PAGE TEXT Block Start

In my last semester, after my VP term ended, I realized that even the following website developers would need extensive support in working on the site. I resolved to create a content management dashboard to allow for non-technical developers to change the data on the site without modifying style or structure. I created a separate application which connected to the same database, used the same models, and worked with the same data. This fourth iteration involved moving data from static JSON files into a common database. At the end of the semester and my time at Cal, I realized I'd created two separate React/Node applications, two separate REST APIs, that modified the same data and would be a pain to understand and maintain.

PAGE TEXT Block End
MATERIAL SHOWN Block Start

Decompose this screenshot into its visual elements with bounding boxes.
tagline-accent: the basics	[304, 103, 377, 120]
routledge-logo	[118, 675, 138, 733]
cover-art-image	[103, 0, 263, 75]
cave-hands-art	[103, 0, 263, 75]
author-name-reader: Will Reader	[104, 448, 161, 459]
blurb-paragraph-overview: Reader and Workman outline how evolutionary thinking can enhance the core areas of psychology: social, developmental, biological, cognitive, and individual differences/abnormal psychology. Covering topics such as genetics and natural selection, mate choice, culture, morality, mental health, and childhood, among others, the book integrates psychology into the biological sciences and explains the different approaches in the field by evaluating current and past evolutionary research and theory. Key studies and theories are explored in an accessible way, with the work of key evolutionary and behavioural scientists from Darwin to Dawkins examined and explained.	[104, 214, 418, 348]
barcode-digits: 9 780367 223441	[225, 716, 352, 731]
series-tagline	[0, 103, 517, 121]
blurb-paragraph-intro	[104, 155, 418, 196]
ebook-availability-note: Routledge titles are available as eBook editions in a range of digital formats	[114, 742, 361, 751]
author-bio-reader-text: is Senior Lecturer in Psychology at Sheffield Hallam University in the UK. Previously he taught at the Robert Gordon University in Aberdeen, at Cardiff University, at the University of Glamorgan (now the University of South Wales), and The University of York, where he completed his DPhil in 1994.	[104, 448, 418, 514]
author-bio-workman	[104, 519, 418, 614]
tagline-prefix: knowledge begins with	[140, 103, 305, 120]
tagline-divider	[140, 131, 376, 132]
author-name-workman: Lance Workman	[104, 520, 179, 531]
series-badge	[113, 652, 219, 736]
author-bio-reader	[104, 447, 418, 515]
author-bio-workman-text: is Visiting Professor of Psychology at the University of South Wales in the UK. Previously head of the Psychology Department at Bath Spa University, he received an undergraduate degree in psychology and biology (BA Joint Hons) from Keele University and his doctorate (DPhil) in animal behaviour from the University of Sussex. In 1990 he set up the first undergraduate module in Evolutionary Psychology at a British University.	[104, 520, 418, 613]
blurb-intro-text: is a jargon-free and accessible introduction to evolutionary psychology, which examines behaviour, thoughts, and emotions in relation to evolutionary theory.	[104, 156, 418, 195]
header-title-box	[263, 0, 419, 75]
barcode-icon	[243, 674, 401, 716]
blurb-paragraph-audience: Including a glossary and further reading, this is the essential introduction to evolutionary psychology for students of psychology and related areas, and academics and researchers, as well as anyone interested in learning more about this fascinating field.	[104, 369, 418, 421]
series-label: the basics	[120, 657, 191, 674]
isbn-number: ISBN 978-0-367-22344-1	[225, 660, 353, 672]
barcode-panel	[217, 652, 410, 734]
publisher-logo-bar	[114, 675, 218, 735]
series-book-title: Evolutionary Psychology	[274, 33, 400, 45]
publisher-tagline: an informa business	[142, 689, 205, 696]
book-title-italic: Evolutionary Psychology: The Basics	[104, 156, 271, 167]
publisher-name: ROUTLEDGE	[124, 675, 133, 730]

MATERIAL SHOWN Block End

■ EXERCISE
In the account of the content management dashboard, what did the fourth iteration involve? The task can be completed without the dataset entries.

■ ANSWER TO THIS TASK
Moving data from static JSON files into a common database.